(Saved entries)

☆ ☆ ☆ ☆

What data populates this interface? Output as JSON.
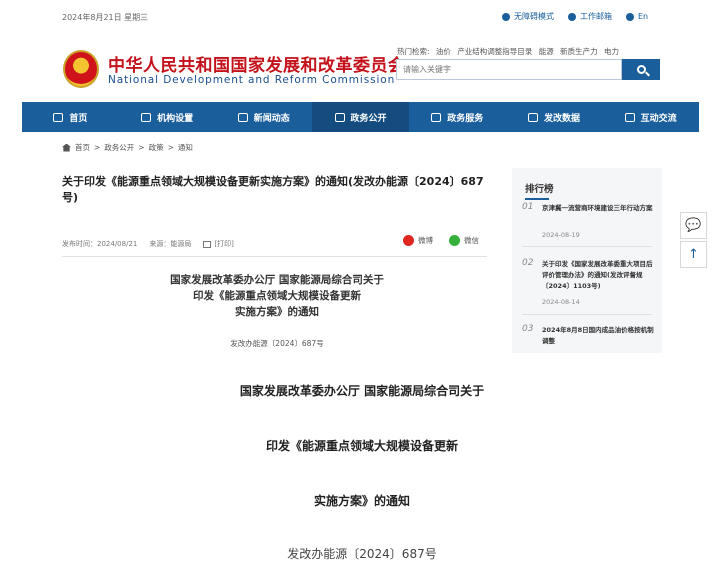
{
  "topbar": {
    "date": "2024年8月21日 星期三",
    "links": [
      {
        "label": "无障碍模式",
        "icon": "location-icon"
      },
      {
        "label": "工作邮箱",
        "icon": "mail-icon"
      },
      {
        "label": "En",
        "icon": "globe-icon"
      }
    ]
  },
  "header": {
    "name_cn": "中华人民共和国国家发展和改革委员会",
    "name_en": "National Development and Reform Commission",
    "hot_label": "热门检索:",
    "hot_terms": [
      "油价",
      "产业结构调整指导目录",
      "能源",
      "新质生产力",
      "电力"
    ],
    "search_placeholder": "请输入关键字"
  },
  "nav": {
    "items": [
      {
        "label": "首页",
        "icon": "home-icon"
      },
      {
        "label": "机构设置",
        "icon": "building-icon"
      },
      {
        "label": "新闻动态",
        "icon": "news-icon"
      },
      {
        "label": "政务公开",
        "icon": "umbrella-icon"
      },
      {
        "label": "政务服务",
        "icon": "service-icon"
      },
      {
        "label": "发改数据",
        "icon": "data-icon"
      },
      {
        "label": "互动交流",
        "icon": "chat-icon"
      }
    ],
    "active_index": 3
  },
  "breadcrumb": {
    "items": [
      "首页",
      "政务公开",
      "政策",
      "通知"
    ]
  },
  "article": {
    "title": "关于印发《能源重点领域大规模设备更新实施方案》的通知(发改办能源〔2024〕687号)",
    "publish_label": "发布时间：2024/08/21",
    "source_label": "来源：能源局",
    "print_label": "[打印]",
    "share_weibo": "微博",
    "share_wechat": "微信",
    "doc_title_lines": [
      "国家发展改革委办公厅 国家能源局综合司关于",
      "印发《能源重点领域大规模设备更新",
      "实施方案》的通知"
    ],
    "doc_number": "发改办能源〔2024〕687号"
  },
  "sidebar": {
    "title": "排行榜",
    "items": [
      {
        "num": "01",
        "title": "京津冀一流营商环境建设三年行动方案",
        "date": "2024-08-19"
      },
      {
        "num": "02",
        "title": "关于印发《国家发展改革委重大项目后评价管理办法》的通知(发改评督规〔2024〕1103号)",
        "date": "2024-08-14"
      },
      {
        "num": "03",
        "title": "2024年8月8日国内成品油价格按机制调整",
        "date": ""
      }
    ]
  },
  "float_buttons": [
    {
      "icon": "chat-bubble-icon",
      "glyph": "💬"
    },
    {
      "icon": "back-to-top-icon",
      "glyph": "↑"
    }
  ],
  "enlarged": {
    "lines": [
      "国家发展改革委办公厅 国家能源局综合司关于",
      "印发《能源重点领域大规模设备更新",
      "实施方案》的通知"
    ],
    "doc_number": "发改办能源〔2024〕687号"
  },
  "colors": {
    "brand_red": "#c3121b",
    "brand_blue": "#1a5e9c",
    "nav_active": "#144c80"
  }
}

☆ ☆ ☆ ☆

Omitting all images, retype each line of the records precisely.

What data populates this interface? Output as JSON.
{
  "topbar": {
    "date": "2024年8月21日 星期三",
    "links": [
      {
        "label": "无障碍模式",
        "icon": "location-icon"
      },
      {
        "label": "工作邮箱",
        "icon": "mail-icon"
      },
      {
        "label": "En",
        "icon": "globe-icon"
      }
    ]
  },
  "header": {
    "name_cn": "中华人民共和国国家发展和改革委员会",
    "name_en": "National Development and Reform Commission",
    "hot_label": "热门检索:",
    "hot_terms": [
      "油价",
      "产业结构调整指导目录",
      "能源",
      "新质生产力",
      "电力"
    ],
    "search_placeholder": "请输入关键字"
  },
  "nav": {
    "items": [
      {
        "label": "首页",
        "icon": "home-icon"
      },
      {
        "label": "机构设置",
        "icon": "building-icon"
      },
      {
        "label": "新闻动态",
        "icon": "news-icon"
      },
      {
        "label": "政务公开",
        "icon": "umbrella-icon"
      },
      {
        "label": "政务服务",
        "icon": "service-icon"
      },
      {
        "label": "发改数据",
        "icon": "data-icon"
      },
      {
        "label": "互动交流",
        "icon": "chat-icon"
      }
    ],
    "active_index": 3
  },
  "breadcrumb": {
    "items": [
      "首页",
      "政务公开",
      "政策",
      "通知"
    ]
  },
  "article": {
    "title": "关于印发《能源重点领域大规模设备更新实施方案》的通知(发改办能源〔2024〕687号)",
    "publish_label": "发布时间：2024/08/21",
    "source_label": "来源：能源局",
    "print_label": "[打印]",
    "share_weibo": "微博",
    "share_wechat": "微信",
    "doc_title_lines": [
      "国家发展改革委办公厅 国家能源局综合司关于",
      "印发《能源重点领域大规模设备更新",
      "实施方案》的通知"
    ],
    "doc_number": "发改办能源〔2024〕687号"
  },
  "sidebar": {
    "title": "排行榜",
    "items": [
      {
        "num": "01",
        "title": "京津冀一流营商环境建设三年行动方案",
        "date": "2024-08-19"
      },
      {
        "num": "02",
        "title": "关于印发《国家发展改革委重大项目后评价管理办法》的通知(发改评督规〔2024〕1103号)",
        "date": "2024-08-14"
      },
      {
        "num": "03",
        "title": "2024年8月8日国内成品油价格按机制调整",
        "date": ""
      }
    ]
  },
  "float_buttons": [
    {
      "icon": "chat-bubble-icon",
      "glyph": "💬"
    },
    {
      "icon": "back-to-top-icon",
      "glyph": "↑"
    }
  ],
  "enlarged": {
    "lines": [
      "国家发展改革委办公厅 国家能源局综合司关于",
      "印发《能源重点领域大规模设备更新",
      "实施方案》的通知"
    ],
    "doc_number": "发改办能源〔2024〕687号"
  },
  "colors": {
    "brand_red": "#c3121b",
    "brand_blue": "#1a5e9c",
    "nav_active": "#144c80"
  }
}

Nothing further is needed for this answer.